Images excluded, repeat each entry below exactly.

◆ **Data records**:
▽
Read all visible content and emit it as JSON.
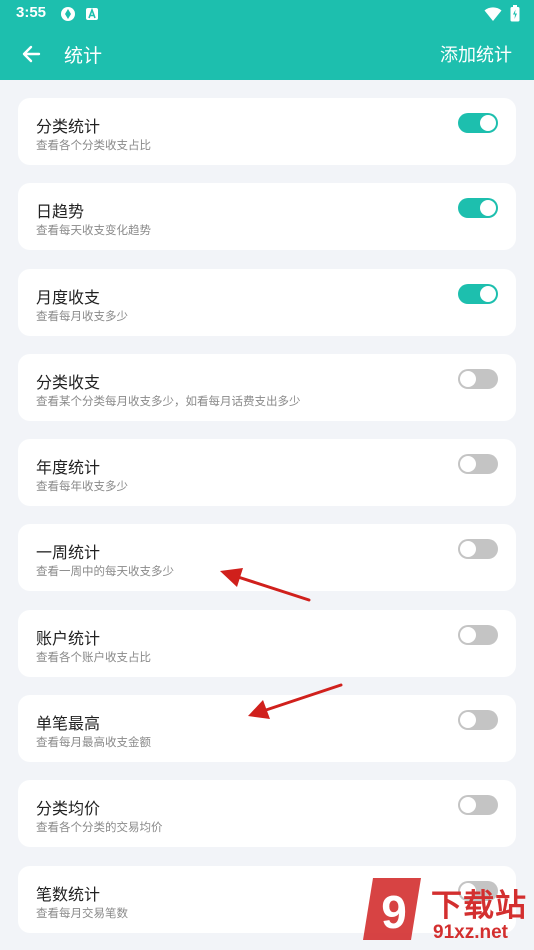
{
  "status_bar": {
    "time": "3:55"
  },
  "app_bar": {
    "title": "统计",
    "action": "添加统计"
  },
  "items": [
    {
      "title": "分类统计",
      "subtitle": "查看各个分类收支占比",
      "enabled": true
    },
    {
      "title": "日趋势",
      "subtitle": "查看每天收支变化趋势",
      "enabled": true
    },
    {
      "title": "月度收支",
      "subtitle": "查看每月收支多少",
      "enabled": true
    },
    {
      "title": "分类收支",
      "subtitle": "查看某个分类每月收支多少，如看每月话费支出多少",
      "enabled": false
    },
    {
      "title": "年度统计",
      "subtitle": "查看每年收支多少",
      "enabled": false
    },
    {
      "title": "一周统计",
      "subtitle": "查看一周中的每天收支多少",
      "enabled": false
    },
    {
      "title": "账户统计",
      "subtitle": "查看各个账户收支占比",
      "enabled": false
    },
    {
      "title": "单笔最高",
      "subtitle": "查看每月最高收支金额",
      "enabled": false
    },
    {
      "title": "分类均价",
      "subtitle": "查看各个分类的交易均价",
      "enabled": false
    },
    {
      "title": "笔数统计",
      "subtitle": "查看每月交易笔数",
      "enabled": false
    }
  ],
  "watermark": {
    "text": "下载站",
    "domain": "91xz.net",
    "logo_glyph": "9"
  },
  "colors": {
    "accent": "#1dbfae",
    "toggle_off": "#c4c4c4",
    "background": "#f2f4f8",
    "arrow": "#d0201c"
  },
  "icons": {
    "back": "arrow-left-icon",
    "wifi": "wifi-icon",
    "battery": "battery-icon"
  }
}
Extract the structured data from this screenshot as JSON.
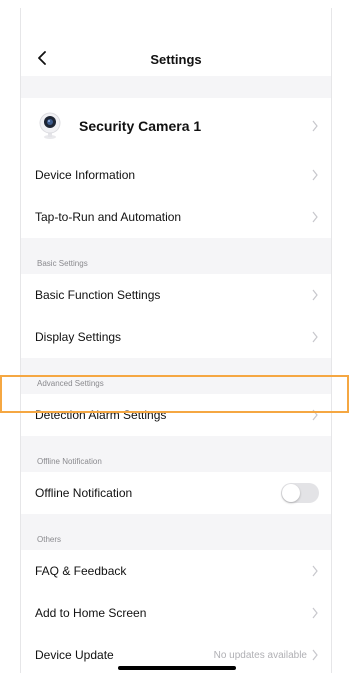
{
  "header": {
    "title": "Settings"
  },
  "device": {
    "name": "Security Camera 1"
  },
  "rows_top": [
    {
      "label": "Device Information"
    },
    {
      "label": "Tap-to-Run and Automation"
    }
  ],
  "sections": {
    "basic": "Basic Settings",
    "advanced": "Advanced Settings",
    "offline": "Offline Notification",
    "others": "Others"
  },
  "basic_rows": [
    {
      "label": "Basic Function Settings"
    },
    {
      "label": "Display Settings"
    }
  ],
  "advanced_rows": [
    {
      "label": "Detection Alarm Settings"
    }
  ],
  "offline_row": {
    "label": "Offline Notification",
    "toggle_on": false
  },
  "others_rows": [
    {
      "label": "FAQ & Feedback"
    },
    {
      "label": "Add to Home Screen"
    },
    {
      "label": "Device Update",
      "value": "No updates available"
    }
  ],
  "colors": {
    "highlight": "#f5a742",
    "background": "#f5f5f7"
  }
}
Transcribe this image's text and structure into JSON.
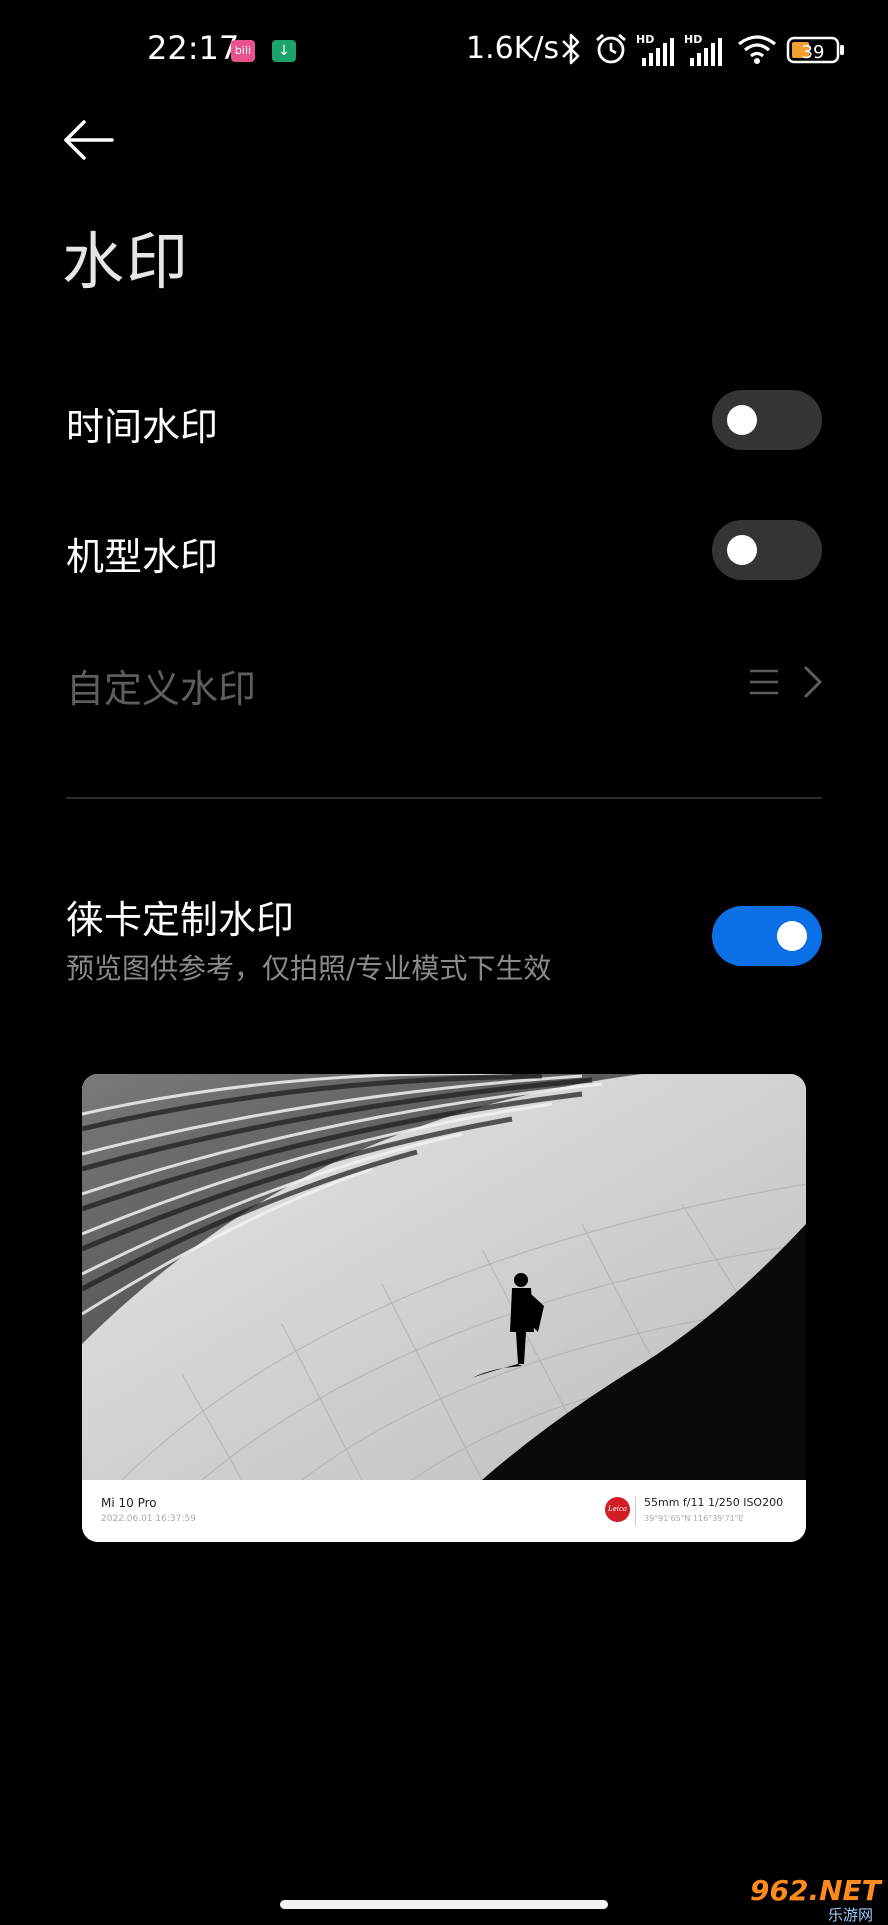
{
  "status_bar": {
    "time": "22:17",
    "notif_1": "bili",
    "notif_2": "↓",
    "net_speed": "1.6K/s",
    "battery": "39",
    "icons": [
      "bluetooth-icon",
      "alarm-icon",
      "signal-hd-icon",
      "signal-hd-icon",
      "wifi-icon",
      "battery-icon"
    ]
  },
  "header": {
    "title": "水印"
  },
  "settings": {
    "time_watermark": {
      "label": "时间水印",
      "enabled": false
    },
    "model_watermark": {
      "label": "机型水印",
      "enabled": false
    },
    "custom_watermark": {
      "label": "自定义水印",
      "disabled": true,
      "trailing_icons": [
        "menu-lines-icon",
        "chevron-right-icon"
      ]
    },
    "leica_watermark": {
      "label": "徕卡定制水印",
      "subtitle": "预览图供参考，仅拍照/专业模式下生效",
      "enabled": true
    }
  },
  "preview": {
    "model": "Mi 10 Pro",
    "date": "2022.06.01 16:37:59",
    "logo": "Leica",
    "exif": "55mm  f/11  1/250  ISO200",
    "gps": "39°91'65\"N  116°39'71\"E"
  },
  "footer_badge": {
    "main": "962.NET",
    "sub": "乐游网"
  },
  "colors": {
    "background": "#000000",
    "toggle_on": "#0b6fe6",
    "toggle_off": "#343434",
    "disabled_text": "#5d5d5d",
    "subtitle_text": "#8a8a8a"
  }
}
△
◆ **Worked solution**:
Read all visible content and emit it as JSON.
{
  "status_bar": {
    "time": "3:55"
  },
  "app_bar": {
    "title": "统计",
    "action": "添加统计"
  },
  "items": [
    {
      "title": "分类统计",
      "subtitle": "查看各个分类收支占比",
      "enabled": true
    },
    {
      "title": "日趋势",
      "subtitle": "查看每天收支变化趋势",
      "enabled": true
    },
    {
      "title": "月度收支",
      "subtitle": "查看每月收支多少",
      "enabled": true
    },
    {
      "title": "分类收支",
      "subtitle": "查看某个分类每月收支多少，如看每月话费支出多少",
      "enabled": false
    },
    {
      "title": "年度统计",
      "subtitle": "查看每年收支多少",
      "enabled": false
    },
    {
      "title": "一周统计",
      "subtitle": "查看一周中的每天收支多少",
      "enabled": false
    },
    {
      "title": "账户统计",
      "subtitle": "查看各个账户收支占比",
      "enabled": false
    },
    {
      "title": "单笔最高",
      "subtitle": "查看每月最高收支金额",
      "enabled": false
    },
    {
      "title": "分类均价",
      "subtitle": "查看各个分类的交易均价",
      "enabled": false
    },
    {
      "title": "笔数统计",
      "subtitle": "查看每月交易笔数",
      "enabled": false
    }
  ],
  "watermark": {
    "text": "下载站",
    "domain": "91xz.net",
    "logo_glyph": "9"
  },
  "colors": {
    "accent": "#1dbfae",
    "toggle_off": "#c4c4c4",
    "background": "#f2f4f8",
    "arrow": "#d0201c"
  },
  "icons": {
    "back": "arrow-left-icon",
    "wifi": "wifi-icon",
    "battery": "battery-icon"
  }
}
Extract the structured data from this screenshot as JSON.
{
  "header": {
    "title": "Settings"
  },
  "device": {
    "name": "Security Camera 1"
  },
  "rows_top": [
    {
      "label": "Device Information"
    },
    {
      "label": "Tap-to-Run and Automation"
    }
  ],
  "sections": {
    "basic": "Basic Settings",
    "advanced": "Advanced Settings",
    "offline": "Offline Notification",
    "others": "Others"
  },
  "basic_rows": [
    {
      "label": "Basic Function Settings"
    },
    {
      "label": "Display Settings"
    }
  ],
  "advanced_rows": [
    {
      "label": "Detection Alarm Settings"
    }
  ],
  "offline_row": {
    "label": "Offline Notification",
    "toggle_on": false
  },
  "others_rows": [
    {
      "label": "FAQ & Feedback"
    },
    {
      "label": "Add to Home Screen"
    },
    {
      "label": "Device Update",
      "value": "No updates available"
    }
  ],
  "colors": {
    "highlight": "#f5a742",
    "background": "#f5f5f7"
  }
}
Transcribe this image's text and structure into JSON.
{
  "status_bar": {
    "time": "22:17",
    "notif_1": "bili",
    "notif_2": "↓",
    "net_speed": "1.6K/s",
    "battery": "39",
    "icons": [
      "bluetooth-icon",
      "alarm-icon",
      "signal-hd-icon",
      "signal-hd-icon",
      "wifi-icon",
      "battery-icon"
    ]
  },
  "header": {
    "title": "水印"
  },
  "settings": {
    "time_watermark": {
      "label": "时间水印",
      "enabled": false
    },
    "model_watermark": {
      "label": "机型水印",
      "enabled": false
    },
    "custom_watermark": {
      "label": "自定义水印",
      "disabled": true,
      "trailing_icons": [
        "menu-lines-icon",
        "chevron-right-icon"
      ]
    },
    "leica_watermark": {
      "label": "徕卡定制水印",
      "subtitle": "预览图供参考，仅拍照/专业模式下生效",
      "enabled": true
    }
  },
  "preview": {
    "model": "Mi 10 Pro",
    "date": "2022.06.01 16:37:59",
    "logo": "Leica",
    "exif": "55mm  f/11  1/250  ISO200",
    "gps": "39°91'65\"N  116°39'71\"E"
  },
  "footer_badge": {
    "main": "962.NET",
    "sub": "乐游网"
  },
  "colors": {
    "background": "#000000",
    "toggle_on": "#0b6fe6",
    "toggle_off": "#343434",
    "disabled_text": "#5d5d5d",
    "subtitle_text": "#8a8a8a"
  }
}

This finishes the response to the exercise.